- _Job_
Copy every entry exactly.

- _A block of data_
--- START ---

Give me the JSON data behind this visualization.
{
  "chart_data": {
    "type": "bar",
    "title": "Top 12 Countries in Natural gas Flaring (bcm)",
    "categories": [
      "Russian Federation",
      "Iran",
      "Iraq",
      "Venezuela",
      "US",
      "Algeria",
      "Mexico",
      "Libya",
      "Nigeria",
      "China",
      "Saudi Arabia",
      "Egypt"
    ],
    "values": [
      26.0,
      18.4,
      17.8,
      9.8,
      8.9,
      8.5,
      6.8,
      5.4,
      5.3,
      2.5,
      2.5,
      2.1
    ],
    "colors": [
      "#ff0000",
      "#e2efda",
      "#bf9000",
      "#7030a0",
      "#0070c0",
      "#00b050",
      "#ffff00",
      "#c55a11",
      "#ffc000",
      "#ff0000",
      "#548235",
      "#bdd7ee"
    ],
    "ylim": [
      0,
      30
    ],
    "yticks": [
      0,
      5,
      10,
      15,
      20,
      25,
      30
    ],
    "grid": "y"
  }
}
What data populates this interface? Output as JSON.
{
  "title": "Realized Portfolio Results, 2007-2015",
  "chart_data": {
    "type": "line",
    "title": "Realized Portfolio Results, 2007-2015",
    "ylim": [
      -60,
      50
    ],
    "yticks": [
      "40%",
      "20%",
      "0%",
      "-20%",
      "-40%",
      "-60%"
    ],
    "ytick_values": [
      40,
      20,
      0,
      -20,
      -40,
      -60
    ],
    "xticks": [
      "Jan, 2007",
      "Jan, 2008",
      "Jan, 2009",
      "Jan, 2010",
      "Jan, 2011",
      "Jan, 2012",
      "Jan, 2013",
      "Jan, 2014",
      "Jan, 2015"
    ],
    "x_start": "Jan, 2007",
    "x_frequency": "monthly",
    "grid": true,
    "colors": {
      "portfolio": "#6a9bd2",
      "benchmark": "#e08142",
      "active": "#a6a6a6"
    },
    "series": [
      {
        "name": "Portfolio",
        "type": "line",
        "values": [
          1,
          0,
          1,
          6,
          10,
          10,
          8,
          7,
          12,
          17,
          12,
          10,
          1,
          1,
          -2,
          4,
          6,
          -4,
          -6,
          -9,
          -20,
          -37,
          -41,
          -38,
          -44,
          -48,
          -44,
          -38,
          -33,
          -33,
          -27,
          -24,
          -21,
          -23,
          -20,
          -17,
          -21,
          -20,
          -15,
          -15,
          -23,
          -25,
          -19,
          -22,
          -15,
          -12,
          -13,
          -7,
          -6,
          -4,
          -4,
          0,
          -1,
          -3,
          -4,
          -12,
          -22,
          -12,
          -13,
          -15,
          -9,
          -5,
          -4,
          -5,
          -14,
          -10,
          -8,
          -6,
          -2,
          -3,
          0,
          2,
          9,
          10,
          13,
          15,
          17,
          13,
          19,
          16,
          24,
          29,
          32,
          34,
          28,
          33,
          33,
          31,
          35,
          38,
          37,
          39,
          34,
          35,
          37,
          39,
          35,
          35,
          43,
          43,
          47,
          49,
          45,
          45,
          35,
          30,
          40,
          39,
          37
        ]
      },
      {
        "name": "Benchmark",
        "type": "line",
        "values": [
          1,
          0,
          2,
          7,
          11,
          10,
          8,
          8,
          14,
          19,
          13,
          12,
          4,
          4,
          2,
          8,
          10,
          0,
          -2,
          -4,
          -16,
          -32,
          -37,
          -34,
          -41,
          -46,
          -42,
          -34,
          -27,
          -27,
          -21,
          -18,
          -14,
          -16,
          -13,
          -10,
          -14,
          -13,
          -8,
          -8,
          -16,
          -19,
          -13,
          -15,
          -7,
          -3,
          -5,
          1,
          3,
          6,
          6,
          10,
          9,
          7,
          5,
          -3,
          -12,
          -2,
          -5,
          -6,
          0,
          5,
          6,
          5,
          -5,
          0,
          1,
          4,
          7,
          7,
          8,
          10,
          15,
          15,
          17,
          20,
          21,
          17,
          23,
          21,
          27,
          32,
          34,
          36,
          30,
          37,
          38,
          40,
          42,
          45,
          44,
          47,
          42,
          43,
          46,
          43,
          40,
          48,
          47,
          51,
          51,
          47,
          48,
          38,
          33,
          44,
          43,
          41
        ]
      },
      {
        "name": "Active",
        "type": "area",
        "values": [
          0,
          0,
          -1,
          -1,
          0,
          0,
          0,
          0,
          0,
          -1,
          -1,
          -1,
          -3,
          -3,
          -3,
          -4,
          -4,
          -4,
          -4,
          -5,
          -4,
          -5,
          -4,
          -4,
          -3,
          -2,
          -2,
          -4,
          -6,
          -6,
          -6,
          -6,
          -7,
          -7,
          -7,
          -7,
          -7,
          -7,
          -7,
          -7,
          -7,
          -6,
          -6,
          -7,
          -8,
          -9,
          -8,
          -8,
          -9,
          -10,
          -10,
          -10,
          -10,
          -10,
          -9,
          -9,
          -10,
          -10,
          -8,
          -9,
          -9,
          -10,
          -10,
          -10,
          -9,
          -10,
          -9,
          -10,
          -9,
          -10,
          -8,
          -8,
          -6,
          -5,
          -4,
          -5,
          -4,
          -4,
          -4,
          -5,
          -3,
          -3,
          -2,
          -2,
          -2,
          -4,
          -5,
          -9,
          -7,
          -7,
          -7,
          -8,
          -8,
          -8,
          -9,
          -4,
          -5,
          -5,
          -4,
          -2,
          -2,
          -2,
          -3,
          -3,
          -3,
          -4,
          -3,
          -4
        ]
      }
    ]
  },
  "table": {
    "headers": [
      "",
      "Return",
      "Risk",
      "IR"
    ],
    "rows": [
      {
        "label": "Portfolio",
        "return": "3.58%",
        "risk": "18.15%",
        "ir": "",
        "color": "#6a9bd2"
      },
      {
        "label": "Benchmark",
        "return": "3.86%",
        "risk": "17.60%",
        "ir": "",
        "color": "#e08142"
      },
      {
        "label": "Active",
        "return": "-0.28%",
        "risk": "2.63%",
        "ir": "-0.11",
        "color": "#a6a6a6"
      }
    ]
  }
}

--- END ---

- _Response_
Give me the JSON data behind this visualization.
{
  "chart_data": {
    "type": "bar",
    "title": "Top 12 Countries in Natural gas Flaring (bcm)",
    "categories": [
      "Russian Federation",
      "Iran",
      "Iraq",
      "Venezuela",
      "US",
      "Algeria",
      "Mexico",
      "Libya",
      "Nigeria",
      "China",
      "Saudi Arabia",
      "Egypt"
    ],
    "values": [
      26.0,
      18.4,
      17.8,
      9.8,
      8.9,
      8.5,
      6.8,
      5.4,
      5.3,
      2.5,
      2.5,
      2.1
    ],
    "colors": [
      "#ff0000",
      "#e2efda",
      "#bf9000",
      "#7030a0",
      "#0070c0",
      "#00b050",
      "#ffff00",
      "#c55a11",
      "#ffc000",
      "#ff0000",
      "#548235",
      "#bdd7ee"
    ],
    "ylim": [
      0,
      30
    ],
    "yticks": [
      0,
      5,
      10,
      15,
      20,
      25,
      30
    ],
    "grid": "y"
  }
}
What data populates this interface? Output as JSON.
{
  "title": "Realized Portfolio Results, 2007-2015",
  "chart_data": {
    "type": "line",
    "title": "Realized Portfolio Results, 2007-2015",
    "ylim": [
      -60,
      50
    ],
    "yticks": [
      "40%",
      "20%",
      "0%",
      "-20%",
      "-40%",
      "-60%"
    ],
    "ytick_values": [
      40,
      20,
      0,
      -20,
      -40,
      -60
    ],
    "xticks": [
      "Jan, 2007",
      "Jan, 2008",
      "Jan, 2009",
      "Jan, 2010",
      "Jan, 2011",
      "Jan, 2012",
      "Jan, 2013",
      "Jan, 2014",
      "Jan, 2015"
    ],
    "x_start": "Jan, 2007",
    "x_frequency": "monthly",
    "grid": true,
    "colors": {
      "portfolio": "#6a9bd2",
      "benchmark": "#e08142",
      "active": "#a6a6a6"
    },
    "series": [
      {
        "name": "Portfolio",
        "type": "line",
        "values": [
          1,
          0,
          1,
          6,
          10,
          10,
          8,
          7,
          12,
          17,
          12,
          10,
          1,
          1,
          -2,
          4,
          6,
          -4,
          -6,
          -9,
          -20,
          -37,
          -41,
          -38,
          -44,
          -48,
          -44,
          -38,
          -33,
          -33,
          -27,
          -24,
          -21,
          -23,
          -20,
          -17,
          -21,
          -20,
          -15,
          -15,
          -23,
          -25,
          -19,
          -22,
          -15,
          -12,
          -13,
          -7,
          -6,
          -4,
          -4,
          0,
          -1,
          -3,
          -4,
          -12,
          -22,
          -12,
          -13,
          -15,
          -9,
          -5,
          -4,
          -5,
          -14,
          -10,
          -8,
          -6,
          -2,
          -3,
          0,
          2,
          9,
          10,
          13,
          15,
          17,
          13,
          19,
          16,
          24,
          29,
          32,
          34,
          28,
          33,
          33,
          31,
          35,
          38,
          37,
          39,
          34,
          35,
          37,
          39,
          35,
          35,
          43,
          43,
          47,
          49,
          45,
          45,
          35,
          30,
          40,
          39,
          37
        ]
      },
      {
        "name": "Benchmark",
        "type": "line",
        "values": [
          1,
          0,
          2,
          7,
          11,
          10,
          8,
          8,
          14,
          19,
          13,
          12,
          4,
          4,
          2,
          8,
          10,
          0,
          -2,
          -4,
          -16,
          -32,
          -37,
          -34,
          -41,
          -46,
          -42,
          -34,
          -27,
          -27,
          -21,
          -18,
          -14,
          -16,
          -13,
          -10,
          -14,
          -13,
          -8,
          -8,
          -16,
          -19,
          -13,
          -15,
          -7,
          -3,
          -5,
          1,
          3,
          6,
          6,
          10,
          9,
          7,
          5,
          -3,
          -12,
          -2,
          -5,
          -6,
          0,
          5,
          6,
          5,
          -5,
          0,
          1,
          4,
          7,
          7,
          8,
          10,
          15,
          15,
          17,
          20,
          21,
          17,
          23,
          21,
          27,
          32,
          34,
          36,
          30,
          37,
          38,
          40,
          42,
          45,
          44,
          47,
          42,
          43,
          46,
          43,
          40,
          48,
          47,
          51,
          51,
          47,
          48,
          38,
          33,
          44,
          43,
          41
        ]
      },
      {
        "name": "Active",
        "type": "area",
        "values": [
          0,
          0,
          -1,
          -1,
          0,
          0,
          0,
          0,
          0,
          -1,
          -1,
          -1,
          -3,
          -3,
          -3,
          -4,
          -4,
          -4,
          -4,
          -5,
          -4,
          -5,
          -4,
          -4,
          -3,
          -2,
          -2,
          -4,
          -6,
          -6,
          -6,
          -6,
          -7,
          -7,
          -7,
          -7,
          -7,
          -7,
          -7,
          -7,
          -7,
          -6,
          -6,
          -7,
          -8,
          -9,
          -8,
          -8,
          -9,
          -10,
          -10,
          -10,
          -10,
          -10,
          -9,
          -9,
          -10,
          -10,
          -8,
          -9,
          -9,
          -10,
          -10,
          -10,
          -9,
          -10,
          -9,
          -10,
          -9,
          -10,
          -8,
          -8,
          -6,
          -5,
          -4,
          -5,
          -4,
          -4,
          -4,
          -5,
          -3,
          -3,
          -2,
          -2,
          -2,
          -4,
          -5,
          -9,
          -7,
          -7,
          -7,
          -8,
          -8,
          -8,
          -9,
          -4,
          -5,
          -5,
          -4,
          -2,
          -2,
          -2,
          -3,
          -3,
          -3,
          -4,
          -3,
          -4
        ]
      }
    ]
  },
  "table": {
    "headers": [
      "",
      "Return",
      "Risk",
      "IR"
    ],
    "rows": [
      {
        "label": "Portfolio",
        "return": "3.58%",
        "risk": "18.15%",
        "ir": "",
        "color": "#6a9bd2"
      },
      {
        "label": "Benchmark",
        "return": "3.86%",
        "risk": "17.60%",
        "ir": "",
        "color": "#e08142"
      },
      {
        "label": "Active",
        "return": "-0.28%",
        "risk": "2.63%",
        "ir": "-0.11",
        "color": "#a6a6a6"
      }
    ]
  }
}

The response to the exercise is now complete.